Stored items
-=-=-
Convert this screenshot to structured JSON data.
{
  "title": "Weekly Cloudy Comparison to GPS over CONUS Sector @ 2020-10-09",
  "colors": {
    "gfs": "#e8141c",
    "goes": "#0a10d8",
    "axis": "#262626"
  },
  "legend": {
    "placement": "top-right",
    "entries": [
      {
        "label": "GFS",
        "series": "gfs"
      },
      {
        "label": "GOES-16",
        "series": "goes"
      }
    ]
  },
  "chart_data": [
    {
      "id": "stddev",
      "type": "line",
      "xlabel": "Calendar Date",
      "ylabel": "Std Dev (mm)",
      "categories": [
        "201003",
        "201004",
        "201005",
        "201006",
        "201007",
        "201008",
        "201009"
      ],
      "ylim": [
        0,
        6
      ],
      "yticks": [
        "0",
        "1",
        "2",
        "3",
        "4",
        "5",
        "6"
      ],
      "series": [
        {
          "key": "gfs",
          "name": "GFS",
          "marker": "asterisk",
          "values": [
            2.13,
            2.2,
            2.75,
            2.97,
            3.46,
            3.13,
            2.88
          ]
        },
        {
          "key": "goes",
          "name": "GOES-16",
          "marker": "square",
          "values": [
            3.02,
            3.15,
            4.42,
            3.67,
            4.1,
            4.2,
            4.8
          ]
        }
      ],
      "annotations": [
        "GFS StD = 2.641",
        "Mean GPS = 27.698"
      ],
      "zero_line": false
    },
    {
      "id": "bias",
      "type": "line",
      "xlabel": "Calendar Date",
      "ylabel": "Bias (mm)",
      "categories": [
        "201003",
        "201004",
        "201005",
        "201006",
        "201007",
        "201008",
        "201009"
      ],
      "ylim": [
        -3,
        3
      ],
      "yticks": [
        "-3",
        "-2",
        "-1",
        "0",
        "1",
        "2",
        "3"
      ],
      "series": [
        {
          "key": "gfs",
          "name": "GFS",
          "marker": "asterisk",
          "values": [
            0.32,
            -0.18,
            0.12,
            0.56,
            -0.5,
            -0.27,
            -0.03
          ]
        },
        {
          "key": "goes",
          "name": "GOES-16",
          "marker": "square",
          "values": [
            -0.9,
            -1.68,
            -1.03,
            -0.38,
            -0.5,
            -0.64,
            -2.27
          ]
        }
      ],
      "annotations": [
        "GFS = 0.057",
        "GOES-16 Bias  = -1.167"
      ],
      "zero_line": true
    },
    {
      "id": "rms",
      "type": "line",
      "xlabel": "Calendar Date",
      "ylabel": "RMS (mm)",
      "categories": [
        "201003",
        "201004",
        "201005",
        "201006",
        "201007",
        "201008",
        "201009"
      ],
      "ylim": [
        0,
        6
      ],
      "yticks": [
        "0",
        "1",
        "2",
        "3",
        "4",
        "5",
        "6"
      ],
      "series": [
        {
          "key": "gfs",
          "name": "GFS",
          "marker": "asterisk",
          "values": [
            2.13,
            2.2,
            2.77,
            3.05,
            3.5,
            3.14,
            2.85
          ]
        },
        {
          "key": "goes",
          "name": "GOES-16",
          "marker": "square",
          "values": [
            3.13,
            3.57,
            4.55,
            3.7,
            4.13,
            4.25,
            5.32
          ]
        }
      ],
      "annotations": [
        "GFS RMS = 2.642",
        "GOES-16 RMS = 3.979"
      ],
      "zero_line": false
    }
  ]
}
-=-=-
## Problem to work on
Copy all the records above exactly, missing none.

## Response to this task
Convert this screenshot to structured JSON data.
{
  "title": "Weekly Cloudy Comparison to GPS over CONUS Sector @ 2020-10-09",
  "colors": {
    "gfs": "#e8141c",
    "goes": "#0a10d8",
    "axis": "#262626"
  },
  "legend": {
    "placement": "top-right",
    "entries": [
      {
        "label": "GFS",
        "series": "gfs"
      },
      {
        "label": "GOES-16",
        "series": "goes"
      }
    ]
  },
  "chart_data": [
    {
      "id": "stddev",
      "type": "line",
      "xlabel": "Calendar Date",
      "ylabel": "Std Dev (mm)",
      "categories": [
        "201003",
        "201004",
        "201005",
        "201006",
        "201007",
        "201008",
        "201009"
      ],
      "ylim": [
        0,
        6
      ],
      "yticks": [
        "0",
        "1",
        "2",
        "3",
        "4",
        "5",
        "6"
      ],
      "series": [
        {
          "key": "gfs",
          "name": "GFS",
          "marker": "asterisk",
          "values": [
            2.13,
            2.2,
            2.75,
            2.97,
            3.46,
            3.13,
            2.88
          ]
        },
        {
          "key": "goes",
          "name": "GOES-16",
          "marker": "square",
          "values": [
            3.02,
            3.15,
            4.42,
            3.67,
            4.1,
            4.2,
            4.8
          ]
        }
      ],
      "annotations": [
        "GFS StD = 2.641",
        "Mean GPS = 27.698"
      ],
      "zero_line": false
    },
    {
      "id": "bias",
      "type": "line",
      "xlabel": "Calendar Date",
      "ylabel": "Bias (mm)",
      "categories": [
        "201003",
        "201004",
        "201005",
        "201006",
        "201007",
        "201008",
        "201009"
      ],
      "ylim": [
        -3,
        3
      ],
      "yticks": [
        "-3",
        "-2",
        "-1",
        "0",
        "1",
        "2",
        "3"
      ],
      "series": [
        {
          "key": "gfs",
          "name": "GFS",
          "marker": "asterisk",
          "values": [
            0.32,
            -0.18,
            0.12,
            0.56,
            -0.5,
            -0.27,
            -0.03
          ]
        },
        {
          "key": "goes",
          "name": "GOES-16",
          "marker": "square",
          "values": [
            -0.9,
            -1.68,
            -1.03,
            -0.38,
            -0.5,
            -0.64,
            -2.27
          ]
        }
      ],
      "annotations": [
        "GFS = 0.057",
        "GOES-16 Bias  = -1.167"
      ],
      "zero_line": true
    },
    {
      "id": "rms",
      "type": "line",
      "xlabel": "Calendar Date",
      "ylabel": "RMS (mm)",
      "categories": [
        "201003",
        "201004",
        "201005",
        "201006",
        "201007",
        "201008",
        "201009"
      ],
      "ylim": [
        0,
        6
      ],
      "yticks": [
        "0",
        "1",
        "2",
        "3",
        "4",
        "5",
        "6"
      ],
      "series": [
        {
          "key": "gfs",
          "name": "GFS",
          "marker": "asterisk",
          "values": [
            2.13,
            2.2,
            2.77,
            3.05,
            3.5,
            3.14,
            2.85
          ]
        },
        {
          "key": "goes",
          "name": "GOES-16",
          "marker": "square",
          "values": [
            3.13,
            3.57,
            4.55,
            3.7,
            4.13,
            4.25,
            5.32
          ]
        }
      ],
      "annotations": [
        "GFS RMS = 2.642",
        "GOES-16 RMS = 3.979"
      ],
      "zero_line": false
    }
  ]
}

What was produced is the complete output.